Print the lines starting at the one that contains "calendar-icon[interactable] bbox=[466, 1171, 490, 1193]" and ending at the one that contains "thermometer-icon bbox=[488, 1258, 507, 1295]", both included, without changing anything in them.

(Stored dataset items)
--------------------
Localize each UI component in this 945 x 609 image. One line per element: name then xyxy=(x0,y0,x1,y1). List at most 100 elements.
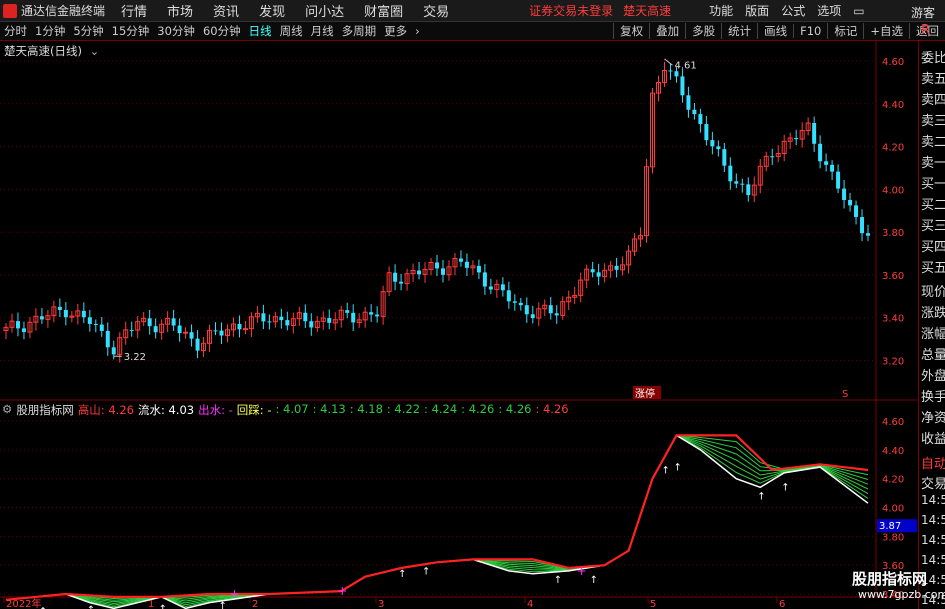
candle-body xyxy=(440,268,445,275)
sidebar-item-buy3[interactable]: 买三 xyxy=(921,215,945,234)
sidebar-item-buy5[interactable]: 买五 xyxy=(921,257,945,276)
sidebar-item-pct[interactable]: 涨幅 xyxy=(921,323,945,342)
huicai-v3: : 4.18 xyxy=(349,402,383,416)
main-y-tick: 4.20 xyxy=(882,143,904,154)
x-axis-label: 4 xyxy=(527,599,533,609)
candle-body xyxy=(183,331,189,334)
huicai-label: 回踩: - xyxy=(236,403,272,417)
sidebar-item-outer[interactable]: 外盘 xyxy=(921,365,945,384)
candle-body xyxy=(554,313,559,316)
buy-arrow-icon: ↑ xyxy=(398,569,406,580)
candle-body xyxy=(854,205,859,218)
gaoshan-label: 高山: 4.26 xyxy=(77,403,134,417)
candle-body xyxy=(710,140,715,147)
x-axis-label: 5 xyxy=(650,599,656,609)
liushui-label: 流水: 4.03 xyxy=(137,403,195,417)
candle-body xyxy=(147,318,152,327)
sidebar-item-weibi[interactable]: 委比 xyxy=(921,47,945,66)
candle-body xyxy=(698,114,703,125)
sidebar-item-buy2[interactable]: 买二 xyxy=(921,194,945,213)
candle-body xyxy=(279,316,284,321)
huicai-v6: : 4.26 xyxy=(461,402,495,416)
candle-body xyxy=(674,71,679,77)
settings-chevron-icon[interactable]: ⌄ xyxy=(90,44,100,58)
candle-body xyxy=(614,265,619,270)
sidebar-r-icon[interactable]: R xyxy=(921,23,930,38)
high-marker-line xyxy=(664,58,673,66)
main-y-tick: 3.40 xyxy=(882,314,904,325)
time-3: 14:56 xyxy=(921,553,945,567)
candle-body xyxy=(512,301,517,303)
limit-up-text: 涨停 xyxy=(635,387,655,400)
huicai-v7: : 4.26 xyxy=(498,402,532,416)
kline-chart[interactable]: ↑↑↑↑↑↑↑↑↑↑↑↑+++ 4.604.404.204.003.803.60… xyxy=(0,0,945,609)
indicator-title: ⚙ 股朋指标网 高山: 4.26 流水: 4.03 出水: - 回踩: - : … xyxy=(2,402,569,418)
sidebar-item-netasset[interactable]: 净资 xyxy=(921,407,945,426)
candle-body xyxy=(668,70,673,72)
candle-body xyxy=(63,309,68,318)
sidebar-trade[interactable]: 交易 xyxy=(921,473,945,492)
candle-body xyxy=(242,328,248,331)
candle-body xyxy=(836,171,841,189)
sidebar-item-sell4[interactable]: 卖四 xyxy=(921,89,945,108)
sidebar-item-buy1[interactable]: 买一 xyxy=(921,173,945,192)
buy-arrow-icon: ↑ xyxy=(781,483,789,494)
candle-body xyxy=(303,312,308,322)
sidebar-item-eps[interactable]: 收益 xyxy=(921,428,945,447)
candle-body xyxy=(369,312,374,315)
low-marker-text: 3.22 xyxy=(124,352,146,363)
candle-body xyxy=(189,332,194,339)
sidebar-item-price[interactable]: 现价 xyxy=(921,281,945,300)
indicator-y-tick: 4.60 xyxy=(882,417,904,428)
candle-body xyxy=(548,305,553,314)
candle-body xyxy=(500,284,505,291)
sidebar-item-buy4[interactable]: 买四 xyxy=(921,236,945,255)
candle-body xyxy=(399,281,404,284)
candle-body xyxy=(267,321,272,323)
candle-body xyxy=(93,323,98,325)
huicai-v8: : 4.26 xyxy=(535,402,569,416)
indicator-y-tick: 4.00 xyxy=(882,504,904,515)
huicai-ribbon xyxy=(5,434,869,601)
buy-arrow-icon: ↑ xyxy=(590,575,598,586)
sidebar-item-turnover[interactable]: 换手 xyxy=(921,386,945,405)
indicator-name[interactable]: 股朋指标网 xyxy=(16,402,74,418)
candle-body xyxy=(375,314,380,317)
candle-body xyxy=(458,258,463,262)
indicator-settings-icon[interactable]: ⚙ xyxy=(2,402,12,418)
candle-body xyxy=(81,310,86,318)
time-2: 14:56 xyxy=(921,533,945,547)
main-y-tick: 3.80 xyxy=(882,228,904,239)
candle-body xyxy=(99,324,104,331)
candle-body xyxy=(848,199,853,206)
candle-body xyxy=(285,320,290,326)
buy-arrow-icon: ↑ xyxy=(661,465,669,476)
candle-body xyxy=(680,76,685,96)
quote-sidebar: R 委比 卖五 卖四 卖三 卖二 卖一 买一 买二 买三 买四 买五 现价 涨跌… xyxy=(918,23,945,609)
candle-body xyxy=(488,286,493,290)
sidebar-item-sell5[interactable]: 卖五 xyxy=(921,68,945,87)
huicai-v1: : 4.07 xyxy=(275,402,309,416)
candle-body xyxy=(39,316,44,320)
sidebar-item-sell3[interactable]: 卖三 xyxy=(921,110,945,129)
candle-body xyxy=(686,95,691,110)
candle-body xyxy=(261,313,266,322)
buy-arrow-icon: ↑ xyxy=(87,605,95,609)
candle-body xyxy=(812,123,817,144)
huicai-v4: : 4.22 xyxy=(386,402,421,416)
sidebar-item-change[interactable]: 涨跌 xyxy=(921,302,945,321)
indicator-y-tick: 4.20 xyxy=(882,475,904,486)
sidebar-auto[interactable]: 自动 xyxy=(921,453,945,472)
buy-arrow-icon: ↑ xyxy=(673,462,681,473)
chushui-marker-icon: + xyxy=(229,587,239,601)
candle-body xyxy=(842,188,847,200)
sidebar-item-volume[interactable]: 总量 xyxy=(921,344,945,363)
candle-body xyxy=(506,290,511,302)
buy-arrow-icon: ↑ xyxy=(219,601,227,609)
x-axis-label: 3 xyxy=(378,599,384,609)
sidebar-item-sell1[interactable]: 卖一 xyxy=(921,152,945,171)
huicai-ribbon xyxy=(5,434,869,601)
watermark-url: www.7gpzb.com xyxy=(858,588,945,601)
sidebar-item-sell2[interactable]: 卖二 xyxy=(921,131,945,150)
candle-body xyxy=(740,183,745,185)
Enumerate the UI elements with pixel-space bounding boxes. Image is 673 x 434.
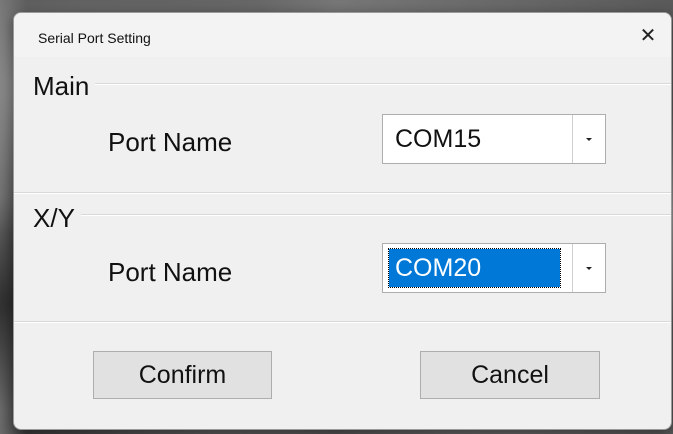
main-port-name-value: COM15 (395, 125, 482, 153)
xy-port-name-value: COM20 (388, 248, 561, 288)
separator-main-xy (14, 192, 671, 194)
close-button[interactable]: ✕ (625, 13, 671, 57)
separator-buttons (14, 321, 671, 323)
title-bar[interactable]: Serial Port Setting ✕ (14, 13, 671, 57)
chevron-down-icon (586, 137, 592, 141)
confirm-button[interactable]: Confirm (93, 351, 272, 399)
chevron-down-icon (586, 266, 592, 270)
window-title: Serial Port Setting (38, 30, 151, 46)
xy-port-name-label: Port Name (108, 257, 233, 287)
cancel-button[interactable]: Cancel (420, 351, 600, 399)
main-group-title: Main (33, 71, 96, 102)
xy-group-title: X/Y (33, 203, 81, 234)
xy-port-name-combobox[interactable]: COM20 (382, 243, 606, 293)
close-icon: ✕ (639, 24, 657, 47)
main-group-border (38, 83, 671, 85)
main-port-name-combobox[interactable]: COM15 (382, 114, 606, 164)
serial-port-setting-dialog: Serial Port Setting ✕ Main Port Name COM… (13, 12, 672, 430)
xy-port-dropdown-button[interactable] (572, 244, 605, 292)
xy-group-border (38, 214, 671, 216)
main-port-name-label: Port Name (108, 127, 233, 157)
main-port-dropdown-button[interactable] (572, 115, 605, 163)
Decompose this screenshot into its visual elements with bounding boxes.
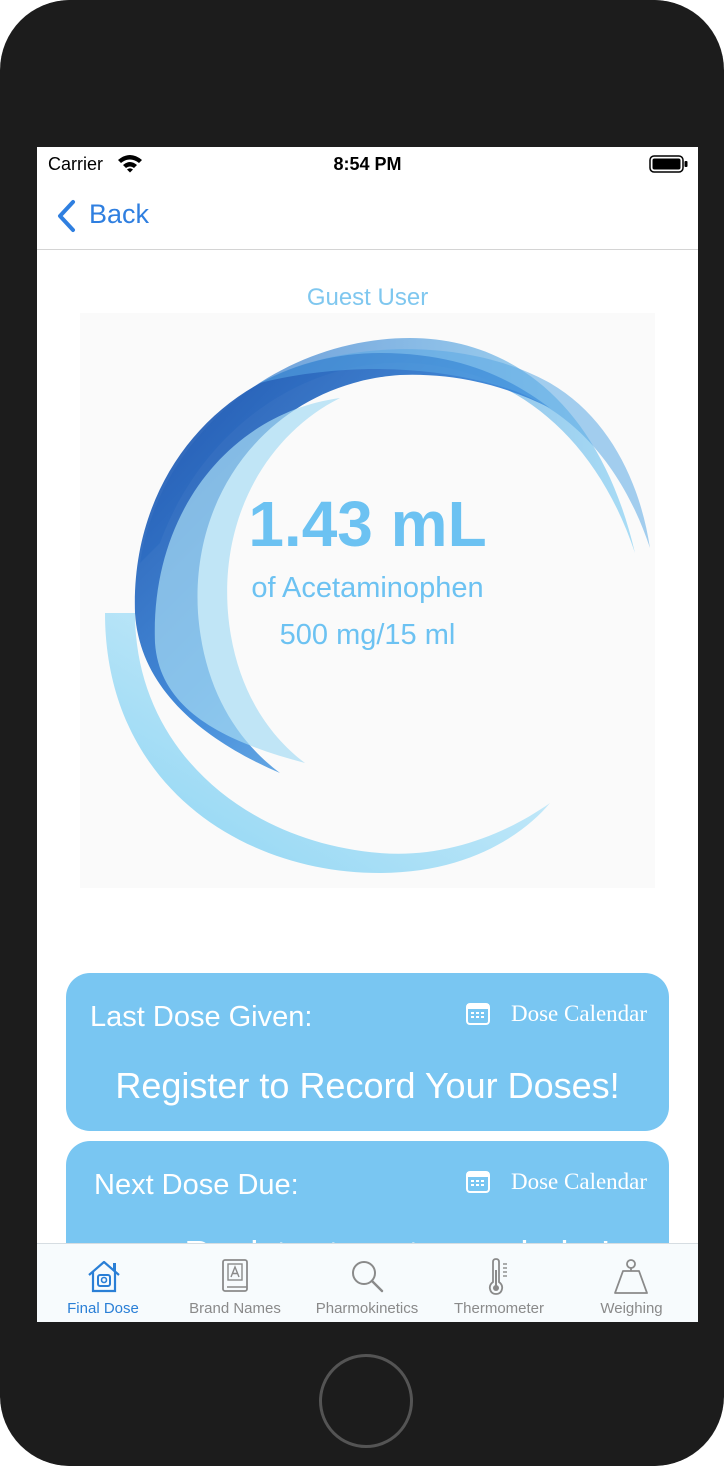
calendar-icon[interactable] bbox=[466, 1171, 490, 1193]
app-screen: Carrier 8:54 PM Back Guest User 1.43 mL … bbox=[37, 147, 698, 1322]
home-button[interactable] bbox=[319, 1354, 413, 1448]
tab-brand-names[interactable]: Brand Names bbox=[169, 1244, 301, 1322]
dose-calendar-link[interactable]: Dose Calendar bbox=[511, 1001, 647, 1027]
register-record-message[interactable]: Register to Record Your Doses! bbox=[66, 1065, 669, 1107]
last-dose-title: Last Dose Given: bbox=[90, 1001, 313, 1033]
tab-bar: Final Dose Brand Names Pharmokinetics Th… bbox=[37, 1243, 698, 1322]
calendar-icon[interactable] bbox=[466, 1003, 490, 1025]
tab-label: Brand Names bbox=[189, 1300, 281, 1317]
status-bar: Carrier 8:54 PM bbox=[37, 147, 698, 183]
search-icon bbox=[352, 1261, 384, 1293]
tab-label: Pharmokinetics bbox=[315, 1300, 419, 1317]
dose-amount: 1.43 mL bbox=[248, 488, 487, 560]
thermometer-icon bbox=[488, 1258, 507, 1295]
book-icon bbox=[222, 1259, 248, 1292]
device-frame: Carrier 8:54 PM Back Guest User 1.43 mL … bbox=[0, 0, 724, 1466]
home-icon bbox=[88, 1260, 120, 1293]
status-time: 8:54 PM bbox=[333, 154, 402, 174]
tab-thermometer[interactable]: Thermometer bbox=[433, 1244, 565, 1322]
dose-calendar-link[interactable]: Dose Calendar bbox=[511, 1169, 647, 1195]
tab-weighing[interactable]: Weighing bbox=[565, 1244, 698, 1322]
tab-label: Thermometer bbox=[453, 1300, 545, 1317]
navigation-bar: Back bbox=[37, 183, 698, 250]
tab-pharmokinetics[interactable]: Pharmokinetics bbox=[301, 1244, 433, 1322]
tab-final-dose[interactable]: Final Dose bbox=[37, 1244, 169, 1322]
back-button[interactable]: Back bbox=[89, 199, 149, 230]
back-chevron-icon[interactable] bbox=[56, 199, 78, 233]
tab-label: Weighing bbox=[600, 1300, 663, 1317]
drug-name: of Acetaminophen bbox=[251, 572, 484, 604]
last-dose-card: Last Dose Given: Dose Calendar Register … bbox=[66, 973, 669, 1131]
battery-icon bbox=[649, 155, 688, 173]
next-dose-title: Next Dose Due: bbox=[94, 1169, 299, 1201]
user-name: Guest User bbox=[306, 284, 429, 311]
scale-icon bbox=[614, 1259, 648, 1294]
tab-label: Final Dose bbox=[67, 1300, 139, 1317]
drug-concentration: 500 mg/15 ml bbox=[279, 619, 456, 651]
--------------------
▶ [Output for this exercise]
calendar-icon[interactable] bbox=[466, 1171, 490, 1193]
app-screen: Carrier 8:54 PM Back Guest User 1.43 mL … bbox=[37, 147, 698, 1322]
home-button[interactable] bbox=[319, 1354, 413, 1448]
tab-brand-names[interactable]: Brand Names bbox=[169, 1244, 301, 1322]
dose-calendar-link[interactable]: Dose Calendar bbox=[511, 1001, 647, 1027]
register-record-message[interactable]: Register to Record Your Doses! bbox=[66, 1065, 669, 1107]
last-dose-title: Last Dose Given: bbox=[90, 1001, 313, 1033]
tab-bar: Final Dose Brand Names Pharmokinetics Th… bbox=[37, 1243, 698, 1322]
calendar-icon[interactable] bbox=[466, 1003, 490, 1025]
tab-label: Brand Names bbox=[189, 1300, 281, 1317]
status-bar: Carrier 8:54 PM bbox=[37, 147, 698, 183]
search-icon bbox=[352, 1261, 384, 1293]
tab-label: Pharmokinetics bbox=[315, 1300, 419, 1317]
dose-amount: 1.43 mL bbox=[248, 488, 487, 560]
thermometer-icon bbox=[488, 1258, 507, 1295]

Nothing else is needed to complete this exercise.